## DATA ROWS
+-------+
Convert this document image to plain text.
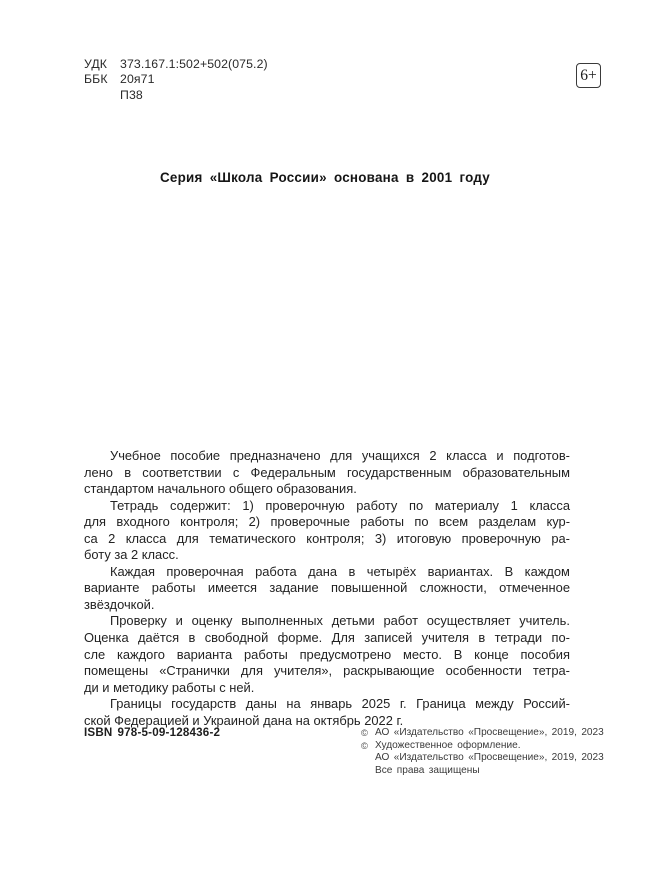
УДК 373.167.1:502+502(075.2)
ББК 20я71
П38
6+
Серия «Школа России» основана в 2001 году
Учебное пособие предназначено для учащихся 2 класса и подготов-
лено в соответствии с Федеральным государственным образовательным
стандартом начального общего образования.
Тетрадь содержит: 1) проверочную работу по материалу 1 класса
для входного контроля; 2) проверочные работы по всем разделам кур-
са 2 класса для тематического контроля; 3) итоговую проверочную ра-
боту за 2 класс.
Каждая проверочная работа дана в четырёх вариантах. В каждом
варианте работы имеется задание повышенной сложности, отмеченное
звёздочкой.
Проверку и оценку выполненных детьми работ осуществляет учитель.
Оценка даётся в свободной форме. Для записей учителя в тетради по-
сле каждого варианта работы предусмотрено место. В конце пособия
помещены «Странички для учителя», раскрывающие особенности тетра-
ди и методику работы с ней.
Границы государств даны на январь 2025 г. Граница между Россий-
ской Федерацией и Украиной дана на октябрь 2022 г.
ISBN 978-5-09-128436-2	© АО «Издательство «Просвещение», 2019, 2023
© Художественное оформление.
АО «Издательство «Просвещение», 2019, 2023
Все права защищены
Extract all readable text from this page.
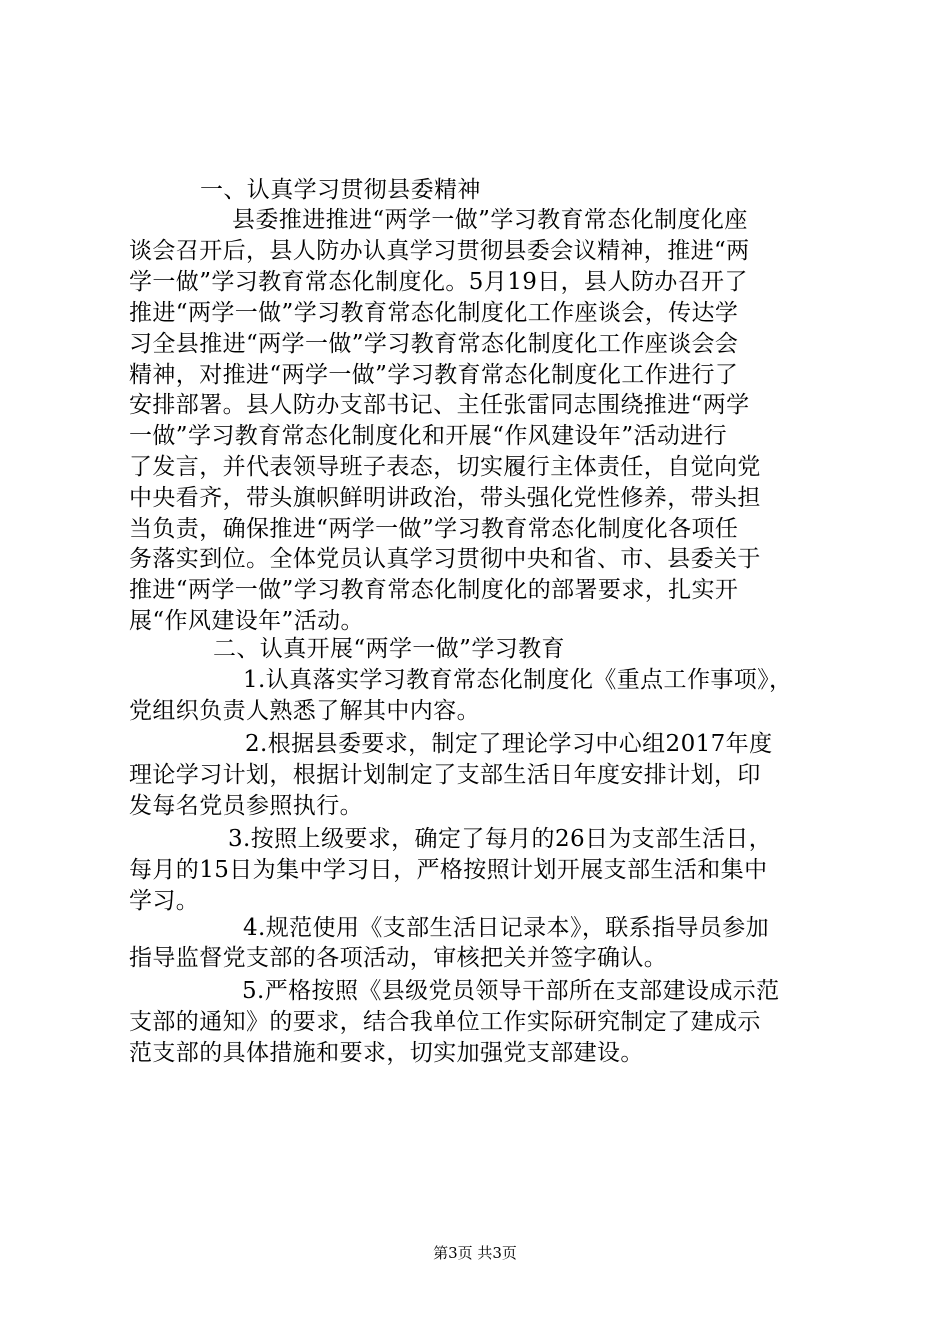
一、认真学习贯彻县委精神
县委推进推进“两学一做”学习教育常态化制度化座
谈会召开后，县人防办认真学习贯彻县委会议精神，推进“两
学一做”学习教育常态化制度化。5月19日，县人防办召开了
推进“两学一做”学习教育常态化制度化工作座谈会，传达学
习全县推进“两学一做”学习教育常态化制度化工作座谈会会
精神，对推进“两学一做”学习教育常态化制度化工作进行了
安排部署。县人防办支部书记、主任张雷同志围绕推进“两学
一做”学习教育常态化制度化和开展“作风建设年”活动进行
了发言，并代表领导班子表态，切实履行主体责任，自觉向党
中央看齐，带头旗帜鲜明讲政治，带头强化党性修养，带头担
当负责，确保推进“两学一做”学习教育常态化制度化各项任
务落实到位。全体党员认真学习贯彻中央和省、市、县委关于
推进“两学一做”学习教育常态化制度化的部署要求，扎实开
展“作风建设年”活动。
二、认真开展“两学一做”学习教育
1.认真落实学习教育常态化制度化《重点工作事项》，
党组织负责人熟悉了解其中内容。
2.根据县委要求，制定了理论学习中心组2017年度
理论学习计划，根据计划制定了支部生活日年度安排计划，印
发每名党员参照执行。
3.按照上级要求，确定了每月的26日为支部生活日，
每月的15日为集中学习日，严格按照计划开展支部生活和集中
学习。
4.规范使用《支部生活日记录本》，联系指导员参加
指导监督党支部的各项活动，审核把关并签字确认。
5.严格按照《县级党员领导干部所在支部建设成示范
支部的通知》的要求，结合我单位工作实际研究制定了建成示
范支部的具体措施和要求，切实加强党支部建设。
第3页 共3页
+-------+
## DIRECTIONS
Display every line of the listing that contains the string "проверочную".

## ANSWER TO THIS PROBLEM
Тетрадь содержит: 1) проверочную работу по материалу 1 класса
са 2 класса для тематического контроля; 3) итоговую проверочную ра-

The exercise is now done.